#### Kaynak Metin:
Özbekistan ile Türkiye ilişkilerinin ilk temelleri atılırken sadece ve sadece iktisadi ve kültürel ilişkilerin dostluk ve kardeşlik üzerinde geliştirilmesi hedeflenmişti. İlk diplomatik ilişkilerin son derece sıcak ve samimiyetle zirveye çıkmasının nedeni de soydaşlığımız ve milli yakınlığımızdan dolayı gerçekleşmiştir ve ilişkilerin gelişme sürecini hiçbir zaman özgürlük, insan hakları, ifade ve düşünce özgürlüğü, eşitlik gibi hümanist kaygılar belirlememiştir.
Ama: buna ragmen Özbekistan Cumhuriyetine karşı, hiç bir doğruya denk gelmeyen iddiaları ve düzgün kaynağa dayanmayan negatif fikirlerle eleştirileri gündeme getirmek için terlemekte olan Türkiye’deki bazı kimselerin, Demokrasi adına yapan konuşmaları ile yorumları marjınallaşmış terbiyesizliğin, ükalalığın ve anarşi ile karışmış saygısızlığın örneği haline gelmiştir.
Özbekistan Cumhuriyeti’ni hızlı gelişen dünyaya ayak uyduramayan, yönünü bulamayan, refah ve modernleşmiş hayatı elde edemeyen geri kalan ülke veya elde etse de muhafaza edemeyen bir ülke olarak tanıtmaya çalışan kitleleri teselli etmek ve desteklemek amacıyla hareket eden kişilerin ve siyasetçilerin sarf ettikleri dikkatleri ile çabaları boşa gidecek.
Enerji ve yeraltı kaynaklarını kontrol edebilmek için parasal desteklerle gerçekleştirilen gizli programlarla bir ülkenin halkını çeşitli uyduruk etnik gruplara ayırarak biri birine kışkırtan ve kendi çıkarlarında faydalanmak amacıyla insan potensiyelini ele geçirmek için bir ailenin çocuklarını biri birinden ayırarak kardeşler arasındakı çatışmaları körükleyen, yönetmek istedikleri ülkenin, tüm dünyada evrensel olan haklarını ezerek iç savaşa sürüklemek için kolay bir fırsatta maddi çıkarlar peşinde koşturan sahte siyasetçiler günümüzdeki özbekler göz önünde inandırıcılığını tamamen kaybetmiştir. Millet bu konularda kendine özgü refleks oluşturmuş durumda.

#### Ham Veri:
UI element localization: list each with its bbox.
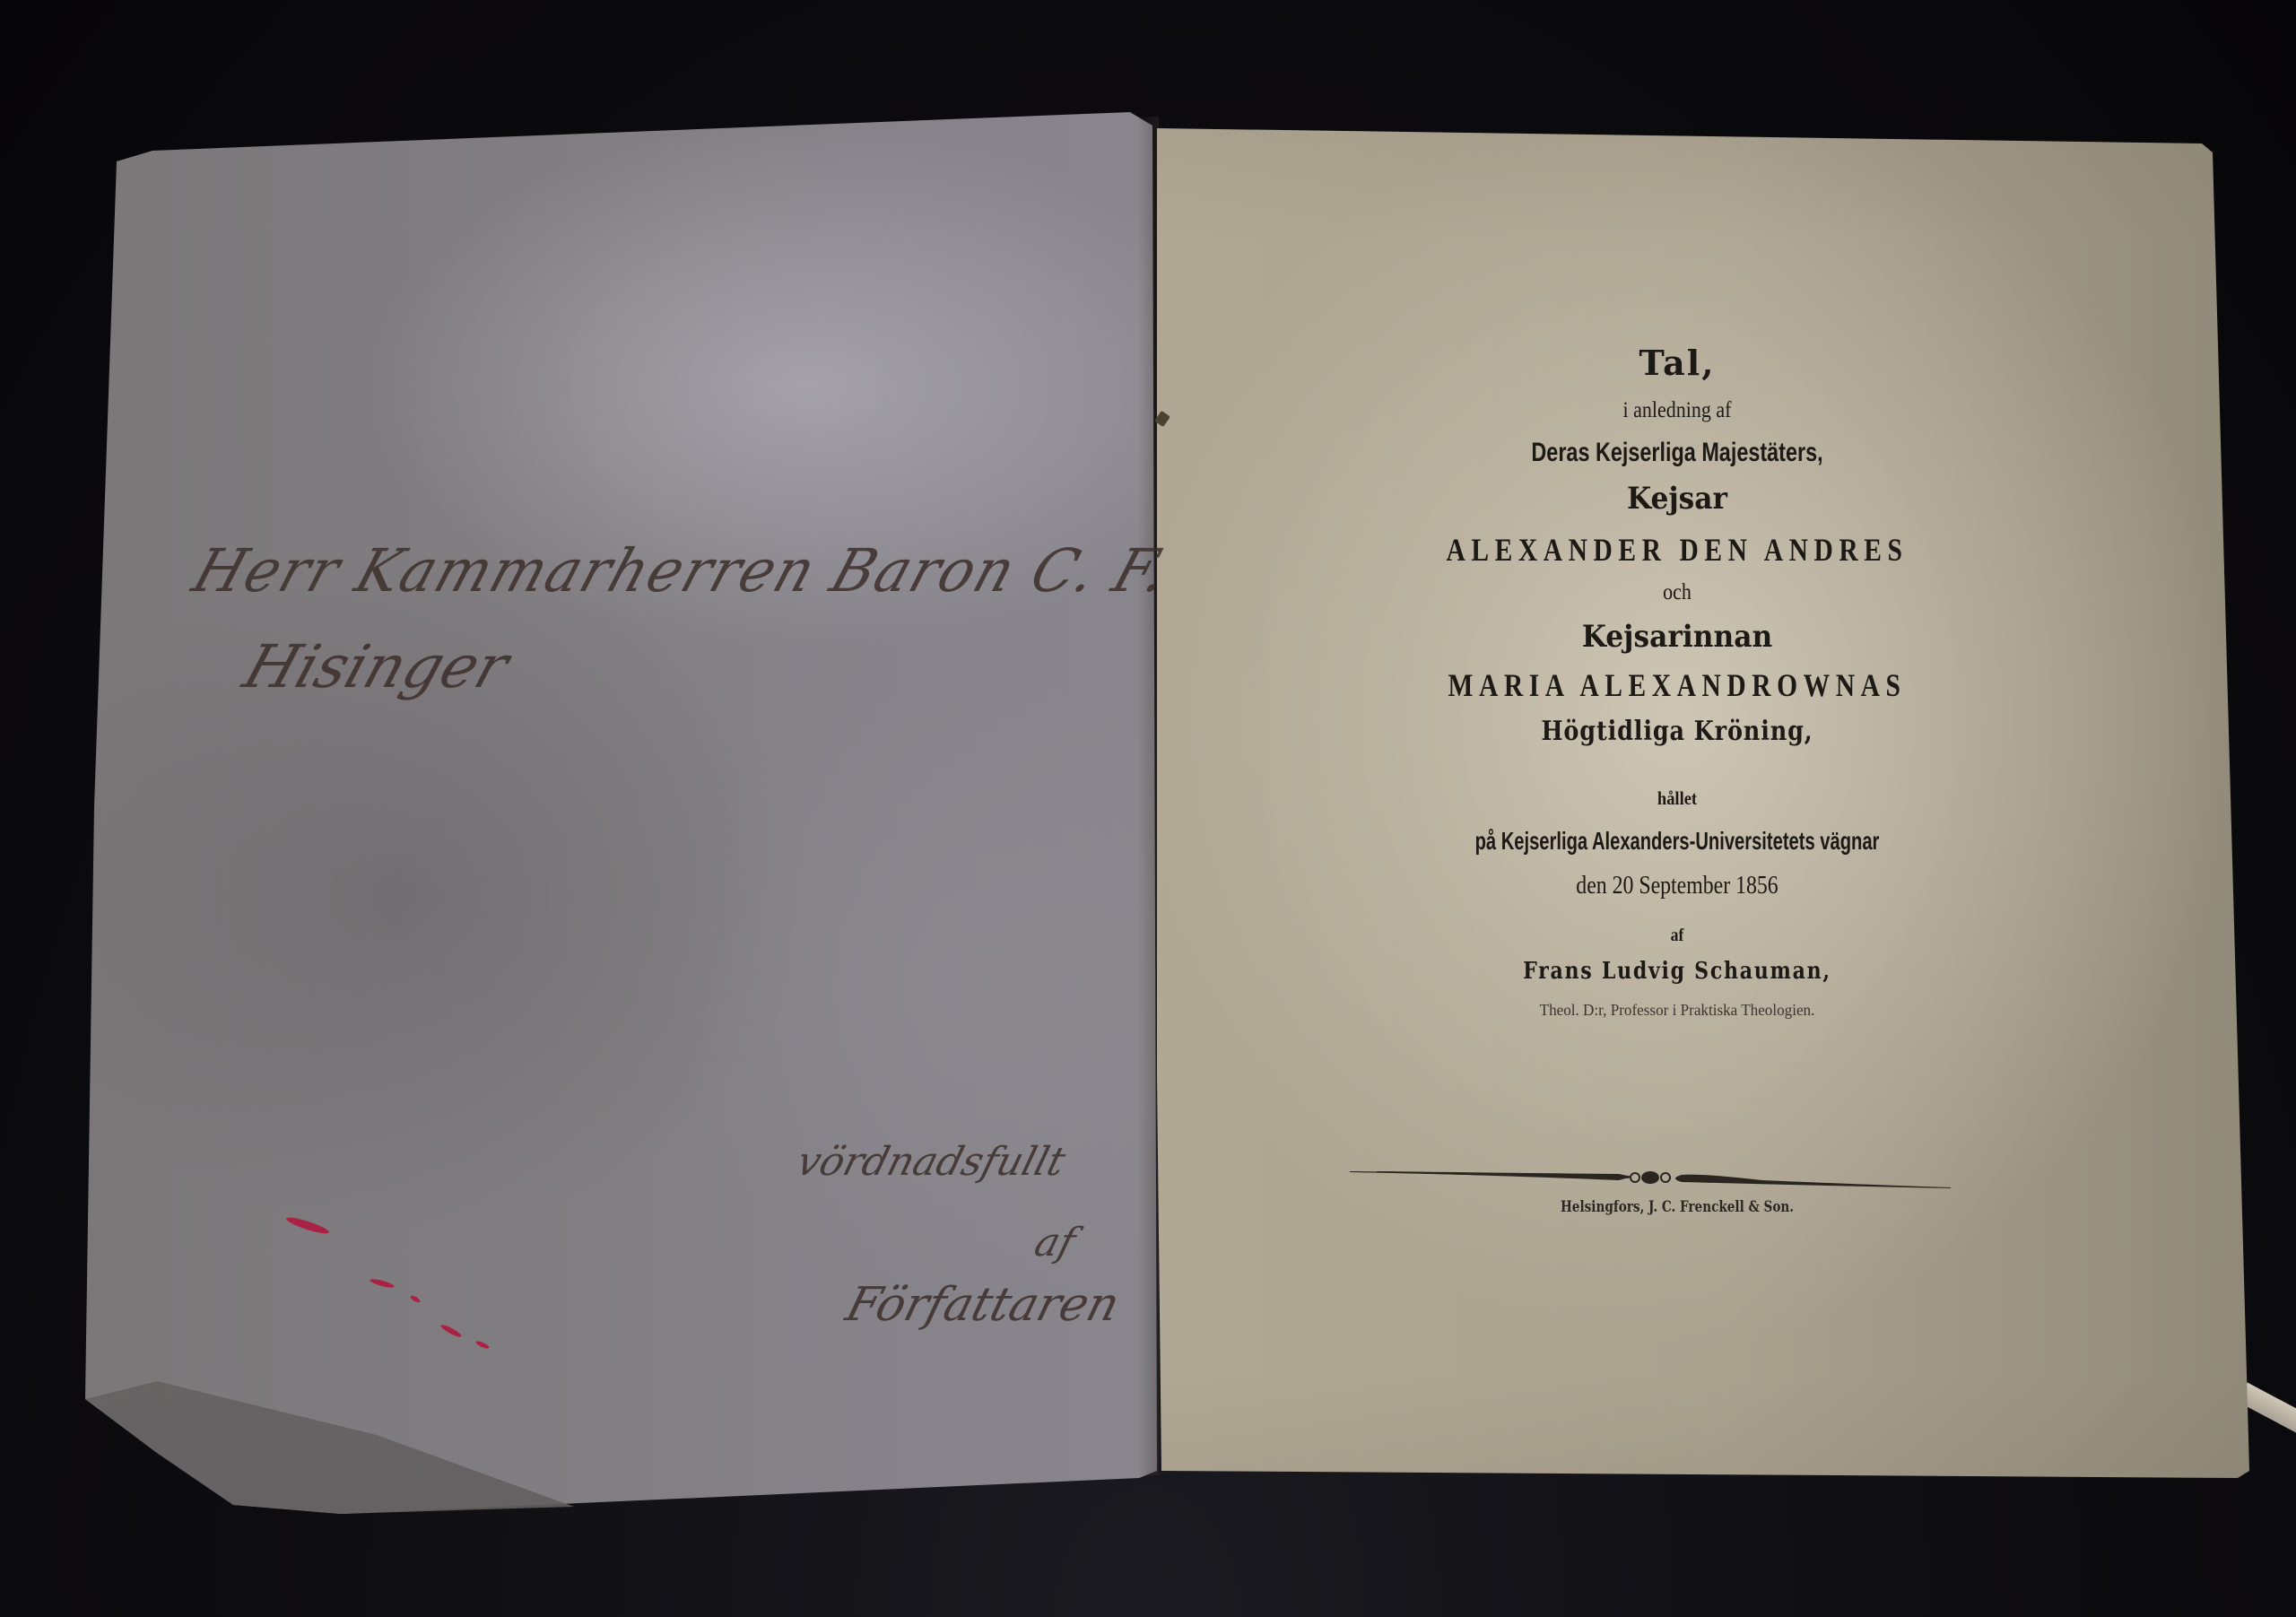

#### Yapılacak Görevler:
• a. Kaynak metne göre Özbekistan ile Türkiye arasındaki ilk diplomatik ilişkiler neden son derece sıcak ve samimi bir düzeye ulaşmıştır? Bir ila üç cümleyle açıklayın.
• b. Kaynak metinde "Ama: buna ragmen" ile "çabaları boşa gidecek." arasındaki bölümü, bu ifadeler de dahil olmak üzere, hiçbir değişiklik yapmadan aktarın.

#### Görev Çözümleri:
• a. İlk diplomatik ilişkilerin bu denli sıcak ve samimi biçimde zirveye çıkmasının nedeni, iki halk arasındaki soydaşlık ve milli yakınlıktır.

• b.
Ama: buna ragmen Özbekistan Cumhuriyetine karşı, hiç bir doğruya denk gelmeyen iddiaları ve düzgün kaynağa dayanmayan negatif fikirlerle eleştirileri gündeme getirmek için terlemekte olan Türkiye’deki bazı kimselerin, Demokrasi adına yapan konuşmaları ile yorumları marjınallaşmış terbiyesizliğin, ükalalığın ve anarşi ile karışmış saygısızlığın örneği haline gelmiştir.
Özbekistan Cumhuriyeti’ni hızlı gelişen dünyaya ayak uyduramayan, yönünü bulamayan, refah ve modernleşmiş hayatı elde edemeyen geri kalan ülke veya elde etse de muhafaza edemeyen bir ülke olarak tanıtmaya çalışan kitleleri teselli etmek ve desteklemek amacıyla hareket eden kişilerin ve siyasetçilerin sarf ettikleri dikkatleri ile çabaları boşa gidecek.